--- THE PROBLEM ---
Spot each line that carries the word "least"; copy those lines.

--- EXERCISE INPUTS ---
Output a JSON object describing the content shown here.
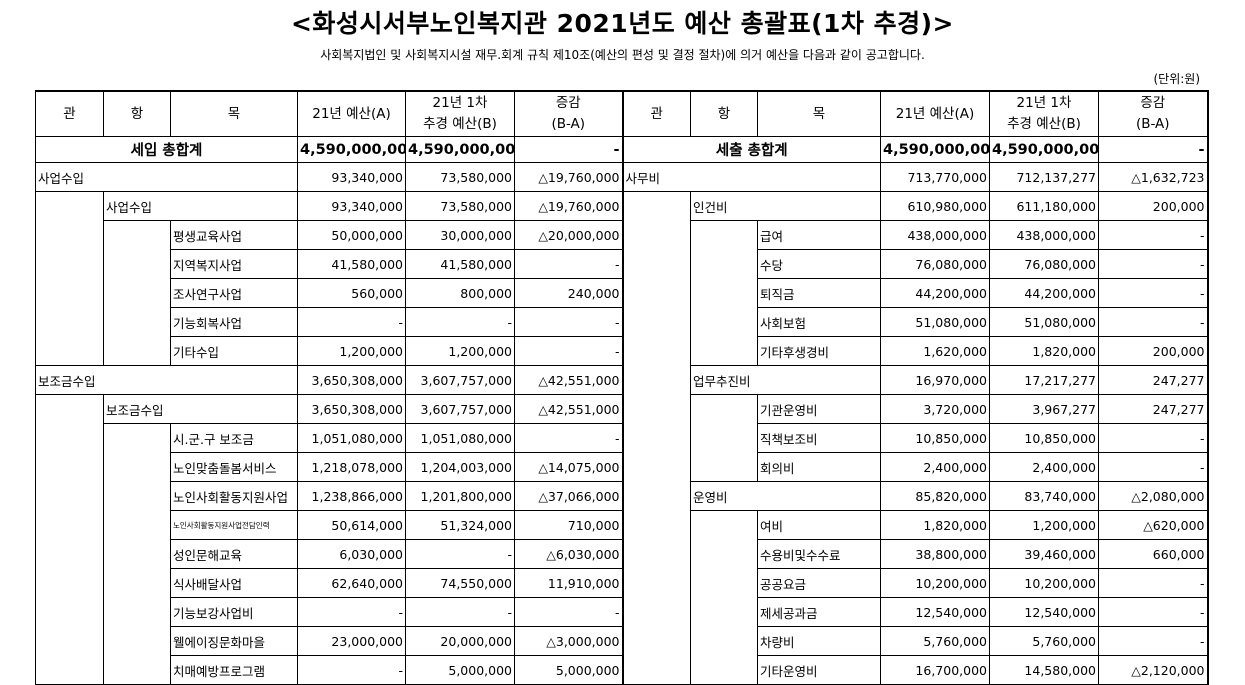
{
  "title": "<화성시서부노인복지관 2021년도 예산 총괄표(1차 추경)>",
  "subtitle": "사회복지법인 및 사회복지시설 재무.회계 규칙 제10조(예산의 편성 및 결정 절차)에 의거 예산을 다음과 같이 공고합니다.",
  "unit": "(단위:원)",
  "headers": {
    "gwan": "관",
    "hang": "항",
    "mok": "목",
    "budget_a": "21년 예산(A)",
    "budget_b_line1": "21년 1차",
    "budget_b_line2": "추경 예산(B)",
    "diff_line1": "증감",
    "diff_line2": "(B-A)"
  },
  "revenue": {
    "total": {
      "label": "세입 총합계",
      "a": "4,590,000,000",
      "b": "4,590,000,000",
      "d": "-"
    },
    "rows": [
      {
        "gwan": "사업수입",
        "a": "93,340,000",
        "b": "73,580,000",
        "d": "△19,760,000"
      },
      {
        "hang": "사업수입",
        "a": "93,340,000",
        "b": "73,580,000",
        "d": "△19,760,000"
      },
      {
        "mok": "평생교육사업",
        "a": "50,000,000",
        "b": "30,000,000",
        "d": "△20,000,000"
      },
      {
        "mok": "지역복지사업",
        "a": "41,580,000",
        "b": "41,580,000",
        "d": "-"
      },
      {
        "mok": "조사연구사업",
        "a": "560,000",
        "b": "800,000",
        "d": "240,000"
      },
      {
        "mok": "기능회복사업",
        "a": "-",
        "b": "-",
        "d": "-"
      },
      {
        "mok": "기타수입",
        "a": "1,200,000",
        "b": "1,200,000",
        "d": "-"
      },
      {
        "gwan": "보조금수입",
        "a": "3,650,308,000",
        "b": "3,607,757,000",
        "d": "△42,551,000"
      },
      {
        "hang": "보조금수입",
        "a": "3,650,308,000",
        "b": "3,607,757,000",
        "d": "△42,551,000"
      },
      {
        "mok": "시.군.구 보조금",
        "a": "1,051,080,000",
        "b": "1,051,080,000",
        "d": "-"
      },
      {
        "mok": "노인맞춤돌봄서비스",
        "a": "1,218,078,000",
        "b": "1,204,003,000",
        "d": "△14,075,000"
      },
      {
        "mok": "노인사회활동지원사업",
        "a": "1,238,866,000",
        "b": "1,201,800,000",
        "d": "△37,066,000"
      },
      {
        "mok": "노인사회활동지원사업전담인력",
        "a": "50,614,000",
        "b": "51,324,000",
        "d": "710,000",
        "tiny": true
      },
      {
        "mok": "성인문해교육",
        "a": "6,030,000",
        "b": "-",
        "d": "△6,030,000"
      },
      {
        "mok": "식사배달사업",
        "a": "62,640,000",
        "b": "74,550,000",
        "d": "11,910,000"
      },
      {
        "mok": "기능보강사업비",
        "a": "-",
        "b": "-",
        "d": "-"
      },
      {
        "mok": "웰에이징문화마을",
        "a": "23,000,000",
        "b": "20,000,000",
        "d": "△3,000,000"
      },
      {
        "mok": "치매예방프로그램",
        "a": "-",
        "b": "5,000,000",
        "d": "5,000,000"
      }
    ]
  },
  "expense": {
    "total": {
      "label": "세출 총합계",
      "a": "4,590,000,000",
      "b": "4,590,000,000",
      "d": "-"
    },
    "rows": [
      {
        "gwan": "사무비",
        "a": "713,770,000",
        "b": "712,137,277",
        "d": "△1,632,723"
      },
      {
        "hang": "인건비",
        "a": "610,980,000",
        "b": "611,180,000",
        "d": "200,000"
      },
      {
        "mok": "급여",
        "a": "438,000,000",
        "b": "438,000,000",
        "d": "-"
      },
      {
        "mok": "수당",
        "a": "76,080,000",
        "b": "76,080,000",
        "d": "-"
      },
      {
        "mok": "퇴직금",
        "a": "44,200,000",
        "b": "44,200,000",
        "d": "-"
      },
      {
        "mok": "사회보험",
        "a": "51,080,000",
        "b": "51,080,000",
        "d": "-"
      },
      {
        "mok": "기타후생경비",
        "a": "1,620,000",
        "b": "1,820,000",
        "d": "200,000"
      },
      {
        "hang": "업무추진비",
        "a": "16,970,000",
        "b": "17,217,277",
        "d": "247,277"
      },
      {
        "mok": "기관운영비",
        "a": "3,720,000",
        "b": "3,967,277",
        "d": "247,277"
      },
      {
        "mok": "직책보조비",
        "a": "10,850,000",
        "b": "10,850,000",
        "d": "-"
      },
      {
        "mok": "회의비",
        "a": "2,400,000",
        "b": "2,400,000",
        "d": "-"
      },
      {
        "hang": "운영비",
        "a": "85,820,000",
        "b": "83,740,000",
        "d": "△2,080,000"
      },
      {
        "mok": "여비",
        "a": "1,820,000",
        "b": "1,200,000",
        "d": "△620,000"
      },
      {
        "mok": "수용비및수수료",
        "a": "38,800,000",
        "b": "39,460,000",
        "d": "660,000"
      },
      {
        "mok": "공공요금",
        "a": "10,200,000",
        "b": "10,200,000",
        "d": "-"
      },
      {
        "mok": "제세공과금",
        "a": "12,540,000",
        "b": "12,540,000",
        "d": "-"
      },
      {
        "mok": "차량비",
        "a": "5,760,000",
        "b": "5,760,000",
        "d": "-"
      },
      {
        "mok": "기타운영비",
        "a": "16,700,000",
        "b": "14,580,000",
        "d": "△2,120,000"
      }
    ]
  }
}
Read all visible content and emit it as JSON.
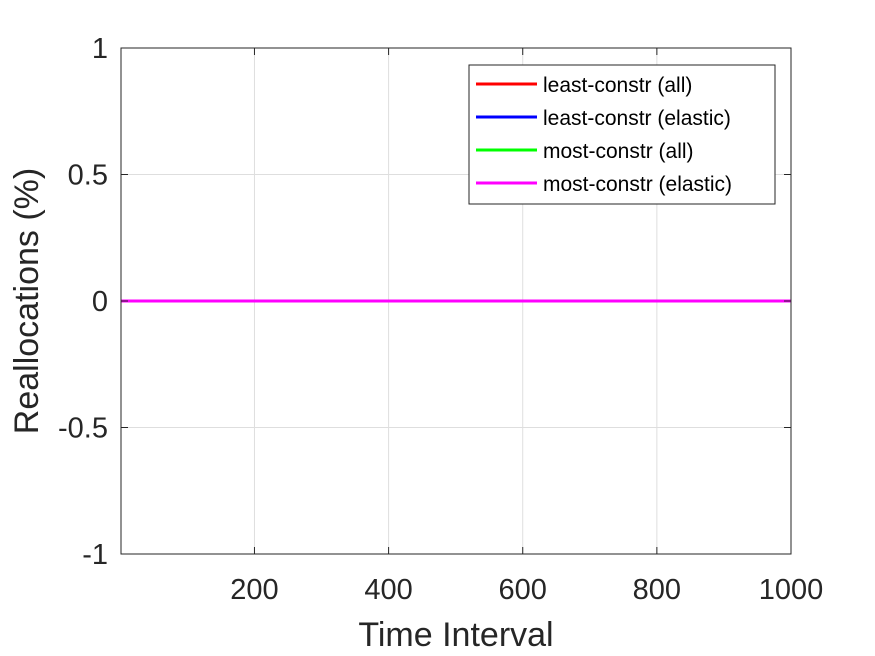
{
  "chart_data": {
    "type": "line",
    "title": "",
    "xlabel": "Time Interval",
    "ylabel": "Reallocations (%)",
    "xlim": [
      1,
      1000
    ],
    "ylim": [
      -1,
      1
    ],
    "xticks": [
      200,
      400,
      600,
      800,
      1000
    ],
    "xtick_labels": [
      "200",
      "400",
      "600",
      "800",
      "1000"
    ],
    "yticks": [
      -1,
      -0.5,
      0,
      0.5,
      1
    ],
    "ytick_labels": [
      "-1",
      "-0.5",
      "0",
      "0.5",
      "1"
    ],
    "grid": true,
    "legend_position": "top-right",
    "series": [
      {
        "name": "least-constr (all)",
        "color": "#ff0000",
        "x": [
          1,
          1000
        ],
        "y": [
          0,
          0
        ]
      },
      {
        "name": "least-constr (elastic)",
        "color": "#0000ff",
        "x": [
          1,
          1000
        ],
        "y": [
          0,
          0
        ]
      },
      {
        "name": "most-constr (all)",
        "color": "#00ff00",
        "x": [
          1,
          1000
        ],
        "y": [
          0,
          0
        ]
      },
      {
        "name": "most-constr (elastic)",
        "color": "#ff00ff",
        "x": [
          1,
          1000
        ],
        "y": [
          0,
          0
        ]
      }
    ]
  }
}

--- ANSWER FOR THIS EXERCISE ---
        "name": "least-constr (all)",
        "name": "least-constr (elastic)",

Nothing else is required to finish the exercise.